» **What you are asked to do**
Lines containing the string "this" are to be counted; report the number and nothing more.

▬▬▬

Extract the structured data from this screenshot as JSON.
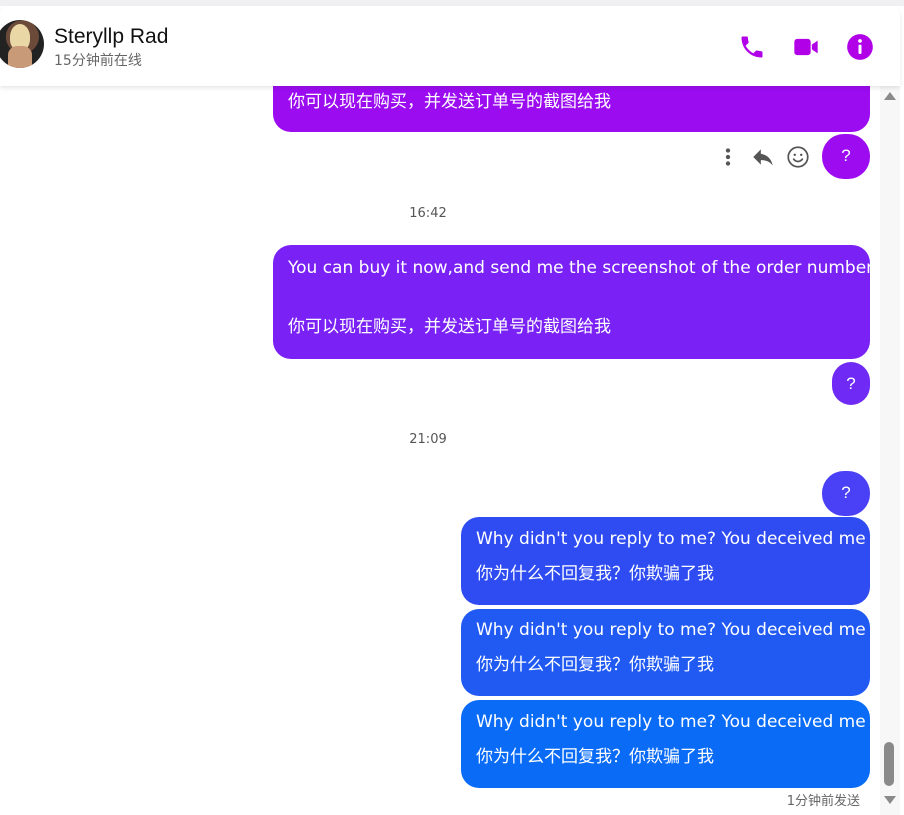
{
  "header": {
    "contact_name": "Steryllp Rad",
    "status": "15分钟前在线",
    "accent_color": "#b100e8",
    "icons": [
      "phone-icon",
      "video-call-icon",
      "info-icon"
    ]
  },
  "conversation": {
    "message_1": {
      "cn": "你可以现在购买，并发送订单号的截图给我"
    },
    "question_1": "?",
    "message_actions": [
      "more-options-icon",
      "reply-icon",
      "emoji-icon"
    ],
    "time_1": "16:42",
    "message_2": {
      "en": "You can buy it now,and send me the screenshot of the order number",
      "cn": "你可以现在购买，并发送订单号的截图给我"
    },
    "question_2": "?",
    "time_2": "21:09",
    "question_3": "?",
    "message_3": {
      "en": "Why didn't you reply to me? You deceived me",
      "cn": "你为什么不回复我？你欺骗了我"
    },
    "message_4": {
      "en": "Why didn't you reply to me? You deceived me",
      "cn": "你为什么不回复我？你欺骗了我"
    },
    "message_5": {
      "en": "Why didn't you reply to me? You deceived me",
      "cn": "你为什么不回复我？你欺骗了我"
    },
    "sent_status": "1分钟前发送"
  },
  "colors": {
    "bubble_top": "#9b0cf0",
    "bubble_mid": "#7a22f5",
    "bubble_blue": "#2f4cf2",
    "bubble_bottom": "#0a6cf6"
  }
}
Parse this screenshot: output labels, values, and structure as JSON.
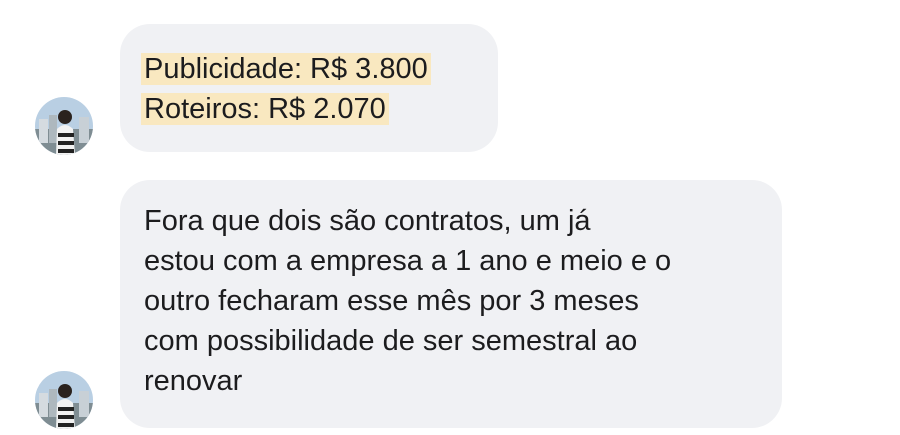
{
  "messages": [
    {
      "lines": [
        "Publicidade: R$ 3.800",
        "Roteiros: R$ 2.070"
      ],
      "highlight_color": "#f9e8c0"
    },
    {
      "lines": [
        "Fora que dois são contratos, um já",
        "estou com a empresa a 1 ano e meio e o",
        "outro fecharam esse mês por 3 meses",
        "com possibilidade de ser semestral ao",
        "renovar"
      ]
    }
  ],
  "colors": {
    "bubble_background": "#f0f1f4",
    "text": "#1c1c1e"
  }
}
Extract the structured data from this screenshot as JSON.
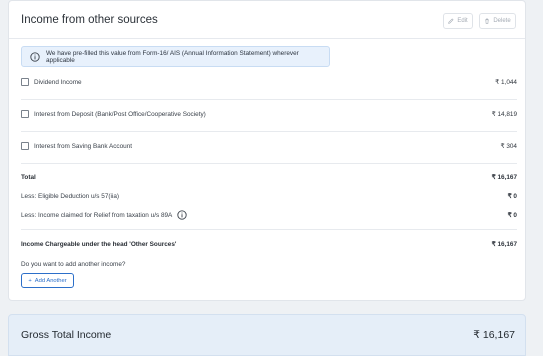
{
  "section": {
    "title": "Income from other sources",
    "edit_label": "Edit",
    "delete_label": "Delete"
  },
  "info_banner": "We have pre-filled this value from Form-16/ AIS (Annual Information Statement) wherever applicable",
  "income_items": [
    {
      "label": "Dividend Income",
      "amount": "₹ 1,044",
      "checked": false
    },
    {
      "label": "Interest from Deposit (Bank/Post Office/Cooperative Society)",
      "amount": "₹ 14,819",
      "checked": false
    },
    {
      "label": "Interest from Saving Bank Account",
      "amount": "₹ 304",
      "checked": false
    }
  ],
  "total": {
    "label": "Total",
    "amount": "₹ 16,167"
  },
  "deduction_57": {
    "label": "Less: Eligible Deduction u/s 57(iia)",
    "amount": "₹ 0"
  },
  "relief_89a": {
    "label": "Less: Income claimed for Relief from taxation u/s 89A",
    "amount": "₹ 0"
  },
  "chargeable": {
    "label": "Income Chargeable under the head 'Other Sources'",
    "amount": "₹ 16,167"
  },
  "add_prompt": "Do you want to add another income?",
  "add_button": "Add Another",
  "gross": {
    "label": "Gross Total Income",
    "amount": "₹ 16,167"
  },
  "icons": {
    "edit": "pencil-icon",
    "delete": "trash-icon",
    "info": "info-circle-icon",
    "add": "plus-icon"
  },
  "colors": {
    "accent": "#2c6fc9",
    "banner_bg": "#e8f1fc",
    "gross_bg": "#e5eef8"
  }
}
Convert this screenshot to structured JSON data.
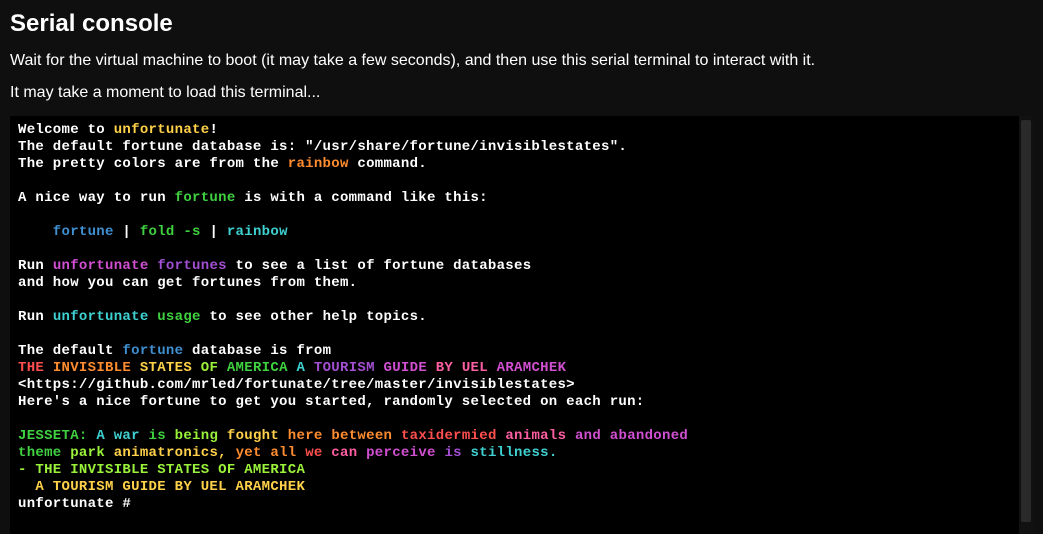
{
  "header": {
    "title": "Serial console",
    "line1": "Wait for the virtual machine to boot (it may take a few seconds), and then use this serial terminal to interact with it.",
    "line2": "It may take a moment to load this terminal..."
  },
  "terminal": {
    "tokens": [
      [
        {
          "t": "Welcome to ",
          "c": "c-white"
        },
        {
          "t": "unfortunate",
          "c": "c-yellow"
        },
        {
          "t": "!",
          "c": "c-white"
        }
      ],
      [
        {
          "t": "The default fortune database is: \"/usr/share/fortune/invisiblestates\".",
          "c": "c-white"
        }
      ],
      [
        {
          "t": "The pretty colors are from the ",
          "c": "c-white"
        },
        {
          "t": "rainbow",
          "c": "c-orange"
        },
        {
          "t": " command.",
          "c": "c-white"
        }
      ],
      [
        {
          "t": "",
          "c": "c-white"
        }
      ],
      [
        {
          "t": "A nice way to run ",
          "c": "c-white"
        },
        {
          "t": "fortune",
          "c": "c-green"
        },
        {
          "t": " is with a command like this:",
          "c": "c-white"
        }
      ],
      [
        {
          "t": "",
          "c": "c-white"
        }
      ],
      [
        {
          "t": "    fortune",
          "c": "c-blue"
        },
        {
          "t": " | ",
          "c": "c-white"
        },
        {
          "t": "fold -s",
          "c": "c-green"
        },
        {
          "t": " | ",
          "c": "c-white"
        },
        {
          "t": "rainbow",
          "c": "c-cyan"
        }
      ],
      [
        {
          "t": "",
          "c": "c-white"
        }
      ],
      [
        {
          "t": "Run ",
          "c": "c-white"
        },
        {
          "t": "unfortunate",
          "c": "c-magenta"
        },
        {
          "t": " ",
          "c": "c-white"
        },
        {
          "t": "fortunes",
          "c": "c-purple"
        },
        {
          "t": " to see a list of fortune databases",
          "c": "c-white"
        }
      ],
      [
        {
          "t": "and how you can get fortunes from them.",
          "c": "c-white"
        }
      ],
      [
        {
          "t": "",
          "c": "c-white"
        }
      ],
      [
        {
          "t": "Run ",
          "c": "c-white"
        },
        {
          "t": "unfortunate",
          "c": "c-cyan"
        },
        {
          "t": " ",
          "c": "c-white"
        },
        {
          "t": "usage",
          "c": "c-green"
        },
        {
          "t": " to see other help topics.",
          "c": "c-white"
        }
      ],
      [
        {
          "t": "",
          "c": "c-white"
        }
      ],
      [
        {
          "t": "The default ",
          "c": "c-white"
        },
        {
          "t": "fortune",
          "c": "c-blue"
        },
        {
          "t": " database is from",
          "c": "c-white"
        }
      ],
      [
        {
          "t": "THE",
          "c": "c-red"
        },
        {
          "t": " ",
          "c": "c-white"
        },
        {
          "t": "INVISIBLE",
          "c": "c-orange"
        },
        {
          "t": " ",
          "c": "c-white"
        },
        {
          "t": "STATES",
          "c": "c-yellow"
        },
        {
          "t": " ",
          "c": "c-white"
        },
        {
          "t": "OF",
          "c": "c-lime"
        },
        {
          "t": " ",
          "c": "c-white"
        },
        {
          "t": "AMERICA",
          "c": "c-green"
        },
        {
          "t": " ",
          "c": "c-white"
        },
        {
          "t": "A",
          "c": "c-cyan"
        },
        {
          "t": " ",
          "c": "c-white"
        },
        {
          "t": "TOURISM",
          "c": "c-purple"
        },
        {
          "t": " ",
          "c": "c-white"
        },
        {
          "t": "GUIDE",
          "c": "c-magenta"
        },
        {
          "t": " ",
          "c": "c-white"
        },
        {
          "t": "BY",
          "c": "c-pink"
        },
        {
          "t": " ",
          "c": "c-white"
        },
        {
          "t": "UEL",
          "c": "c-pink"
        },
        {
          "t": " ",
          "c": "c-white"
        },
        {
          "t": "ARAMCHEK",
          "c": "c-magenta"
        }
      ],
      [
        {
          "t": "<https://github.com/mrled/fortunate/tree/master/invisiblestates>",
          "c": "c-white"
        }
      ],
      [
        {
          "t": "Here's a nice fortune to get you started, randomly selected on each run:",
          "c": "c-white"
        }
      ],
      [
        {
          "t": "",
          "c": "c-white"
        }
      ],
      [
        {
          "t": "JESSETA:",
          "c": "c-green"
        },
        {
          "t": " ",
          "c": "c-white"
        },
        {
          "t": "A",
          "c": "c-cyan"
        },
        {
          "t": " ",
          "c": "c-white"
        },
        {
          "t": "war",
          "c": "c-cyan"
        },
        {
          "t": " ",
          "c": "c-white"
        },
        {
          "t": "is",
          "c": "c-green"
        },
        {
          "t": " ",
          "c": "c-white"
        },
        {
          "t": "being",
          "c": "c-lime"
        },
        {
          "t": " ",
          "c": "c-white"
        },
        {
          "t": "fought",
          "c": "c-yellow"
        },
        {
          "t": " ",
          "c": "c-white"
        },
        {
          "t": "here",
          "c": "c-orange"
        },
        {
          "t": " ",
          "c": "c-white"
        },
        {
          "t": "between",
          "c": "c-orange"
        },
        {
          "t": " ",
          "c": "c-white"
        },
        {
          "t": "taxidermied",
          "c": "c-red"
        },
        {
          "t": " ",
          "c": "c-white"
        },
        {
          "t": "animals",
          "c": "c-pink"
        },
        {
          "t": " ",
          "c": "c-white"
        },
        {
          "t": "and",
          "c": "c-magenta"
        },
        {
          "t": " ",
          "c": "c-white"
        },
        {
          "t": "abandoned",
          "c": "c-magenta"
        }
      ],
      [
        {
          "t": "theme",
          "c": "c-green"
        },
        {
          "t": " ",
          "c": "c-white"
        },
        {
          "t": "park",
          "c": "c-lime"
        },
        {
          "t": " ",
          "c": "c-white"
        },
        {
          "t": "animatronics,",
          "c": "c-yellow"
        },
        {
          "t": " ",
          "c": "c-white"
        },
        {
          "t": "yet",
          "c": "c-orange"
        },
        {
          "t": " ",
          "c": "c-white"
        },
        {
          "t": "all",
          "c": "c-orange"
        },
        {
          "t": " ",
          "c": "c-white"
        },
        {
          "t": "we",
          "c": "c-red"
        },
        {
          "t": " ",
          "c": "c-white"
        },
        {
          "t": "can",
          "c": "c-pink"
        },
        {
          "t": " ",
          "c": "c-white"
        },
        {
          "t": "perceive",
          "c": "c-magenta"
        },
        {
          "t": " ",
          "c": "c-white"
        },
        {
          "t": "is",
          "c": "c-purple"
        },
        {
          "t": " ",
          "c": "c-white"
        },
        {
          "t": "stillness.",
          "c": "c-cyan"
        }
      ],
      [
        {
          "t": "- THE INVISIBLE STATES OF AMERICA",
          "c": "c-lime"
        }
      ],
      [
        {
          "t": "  A TOURISM GUIDE BY UEL ARAMCHEK",
          "c": "c-yellow"
        }
      ],
      [
        {
          "t": "unfortunate # ",
          "c": "c-white"
        }
      ]
    ],
    "prompt": "unfortunate # "
  }
}
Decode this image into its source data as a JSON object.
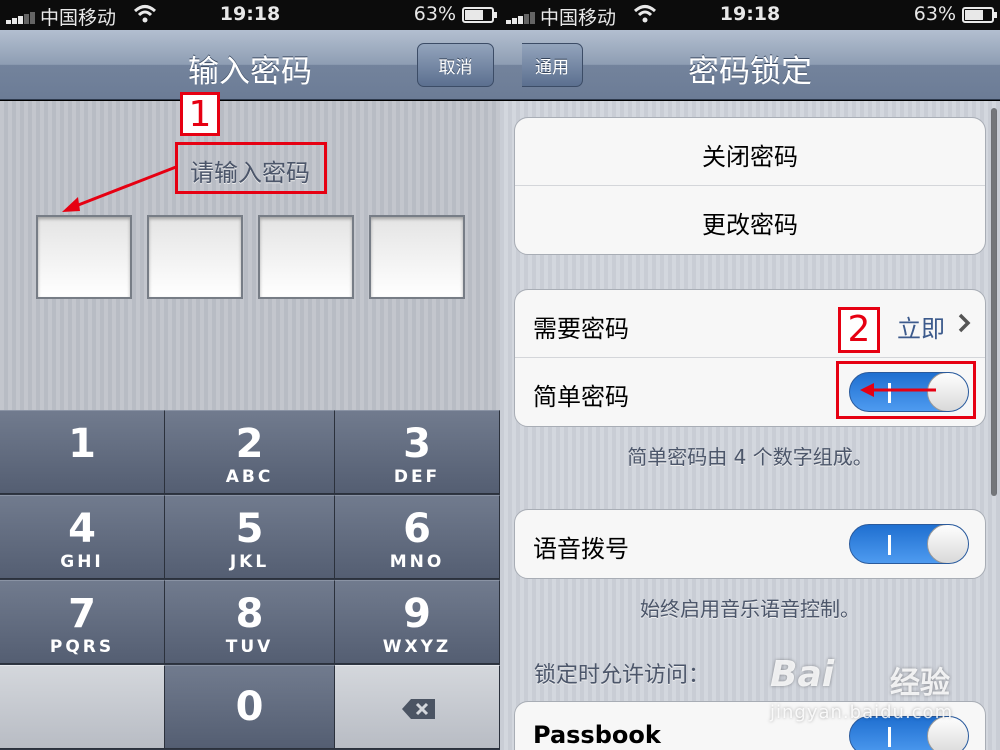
{
  "left_screen": {
    "status": {
      "carrier": "中国移动",
      "time": "19:18",
      "battery": "63%"
    },
    "nav": {
      "title": "输入密码",
      "cancel": "取消"
    },
    "prompt": "请输入密码",
    "keypad": [
      {
        "num": "1",
        "letters": ""
      },
      {
        "num": "2",
        "letters": "ABC"
      },
      {
        "num": "3",
        "letters": "DEF"
      },
      {
        "num": "4",
        "letters": "GHI"
      },
      {
        "num": "5",
        "letters": "JKL"
      },
      {
        "num": "6",
        "letters": "MNO"
      },
      {
        "num": "7",
        "letters": "PQRS"
      },
      {
        "num": "8",
        "letters": "TUV"
      },
      {
        "num": "9",
        "letters": "WXYZ"
      },
      {
        "num": "0",
        "letters": ""
      }
    ],
    "annotation": "1"
  },
  "right_screen": {
    "status": {
      "carrier": "中国移动",
      "time": "19:18",
      "battery": "63%"
    },
    "nav": {
      "title": "密码锁定",
      "back": "通用"
    },
    "group1": {
      "turn_off": "关闭密码",
      "change": "更改密码"
    },
    "group2": {
      "require_label": "需要密码",
      "require_value": "立即",
      "simple_label": "简单密码",
      "simple_on": true
    },
    "simple_note": "简单密码由 4 个数字组成。",
    "group3": {
      "voice_dial": "语音拨号",
      "voice_dial_on": true
    },
    "voice_note": "始终启用音乐语音控制。",
    "allow_access_label": "锁定时允许访问：",
    "group4": {
      "passbook": "Passbook",
      "passbook_on": true
    },
    "annotation": "2"
  },
  "watermark": {
    "brand": "Bai",
    "brand2": "经验",
    "url": "jingyan.baidu.com"
  },
  "colors": {
    "accent_red": "#e60012",
    "toggle_blue": "#2a7de1",
    "nav_blue": "#7a8aa3"
  }
}
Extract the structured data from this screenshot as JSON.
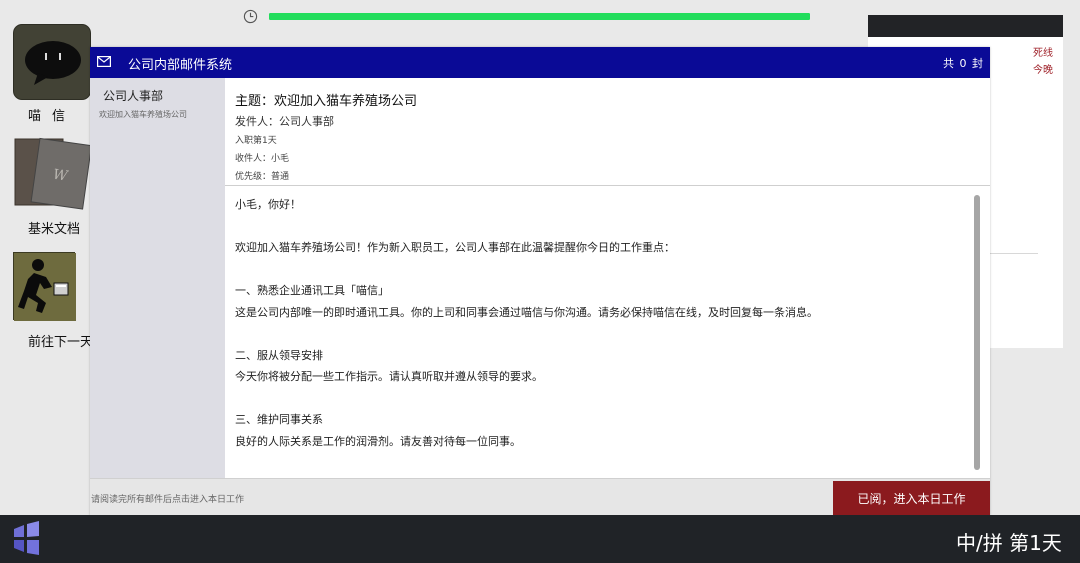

▬▬▬

» **Final answer**
10